Figure collection entries:

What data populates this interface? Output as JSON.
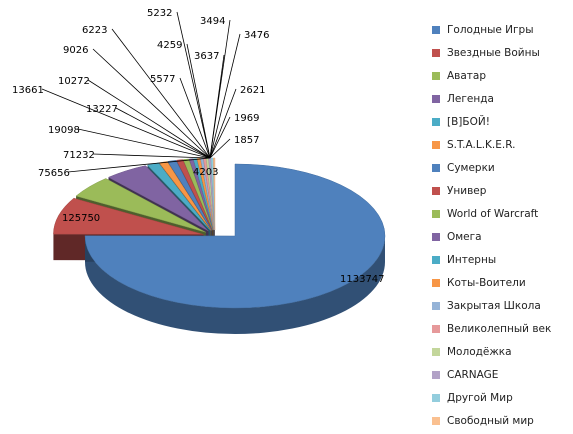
{
  "chart_data": {
    "type": "pie",
    "style": "3d-exploded",
    "legend_position": "right",
    "series": [
      {
        "name": "Голодные Игры",
        "value": 1133747,
        "color": "#4f81bd"
      },
      {
        "name": "Звездные Войны",
        "value": 125750,
        "color": "#c0504d"
      },
      {
        "name": "Аватар",
        "value": 75656,
        "color": "#9bbb59"
      },
      {
        "name": "Легенда",
        "value": 71232,
        "color": "#8064a2"
      },
      {
        "name": "[В]БОЙ!",
        "value": 19098,
        "color": "#4bacc6"
      },
      {
        "name": "S.T.A.L.K.E.R.",
        "value": 13227,
        "color": "#f79646"
      },
      {
        "name": "Сумерки",
        "value": 13661,
        "color": "#4f81bd"
      },
      {
        "name": "Универ",
        "value": 10272,
        "color": "#c0504d"
      },
      {
        "name": "World of Warcraft",
        "value": 9026,
        "color": "#9bbb59"
      },
      {
        "name": "Омега",
        "value": 6223,
        "color": "#8064a2"
      },
      {
        "name": "Интерны",
        "value": 5577,
        "color": "#4bacc6"
      },
      {
        "name": "Коты-Воители",
        "value": 5232,
        "color": "#f79646"
      },
      {
        "name": "Закрытая Школа",
        "value": 4259,
        "color": "#95b3d7"
      },
      {
        "name": "Великолепный век",
        "value": 4203,
        "color": "#e6999a"
      },
      {
        "name": "Молодёжка",
        "value": 3637,
        "color": "#c3d69b"
      },
      {
        "name": "CARNAGE",
        "value": 3494,
        "color": "#b2a2c7"
      },
      {
        "name": "Другой Мир",
        "value": 3476,
        "color": "#93cddd"
      },
      {
        "name": "Свободный мир",
        "value": 2621,
        "color": "#fac090"
      }
    ],
    "unlisted_labels": [
      {
        "value": "1969"
      },
      {
        "value": "1857"
      }
    ]
  }
}
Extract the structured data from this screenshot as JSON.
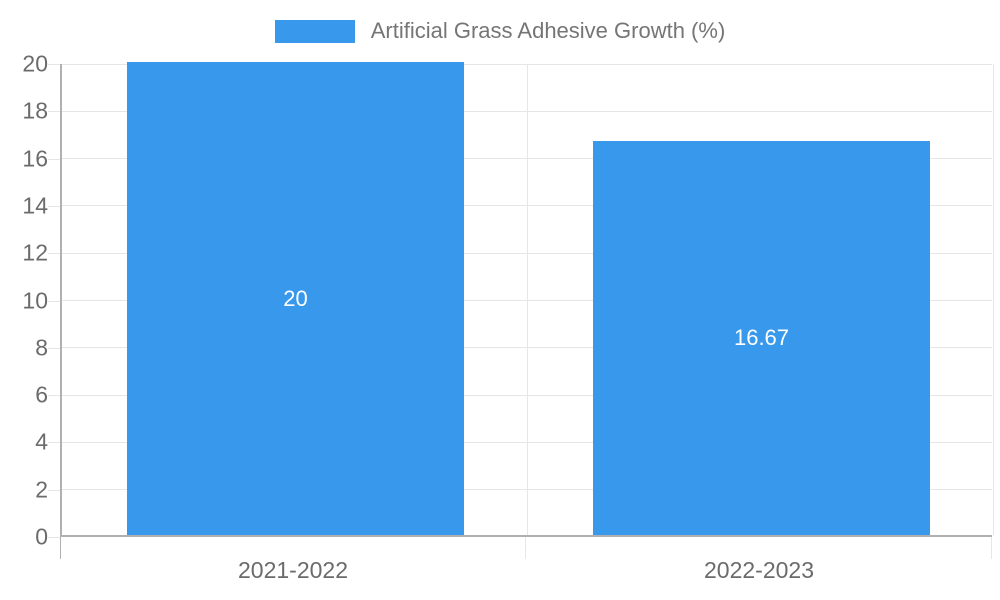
{
  "chart_data": {
    "type": "bar",
    "title": "Artificial Grass Adhesive Growth (%)",
    "legend": [
      "Artificial Grass Adhesive Growth (%)"
    ],
    "legend_position": "top",
    "categories": [
      "2021-2022",
      "2022-2023"
    ],
    "values": [
      20,
      16.67
    ],
    "data_labels": [
      "20",
      "16.67"
    ],
    "xlabel": "",
    "ylabel": "",
    "ylim": [
      0,
      20
    ],
    "ytick_step": 2,
    "grid": true,
    "colors": {
      "bar": "#3898ec",
      "bar_value_text": "#ffffff",
      "axis_line": "#b0b0b0",
      "gridline": "#e6e6e6",
      "tick_text": "#6b6b6b",
      "legend_text": "#757575",
      "background": "#ffffff"
    }
  }
}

_EXERCISE BRIEF_:
Tally how many lines of the records hold the word "JSON". Answer with the number only.

_ANSWER_:
2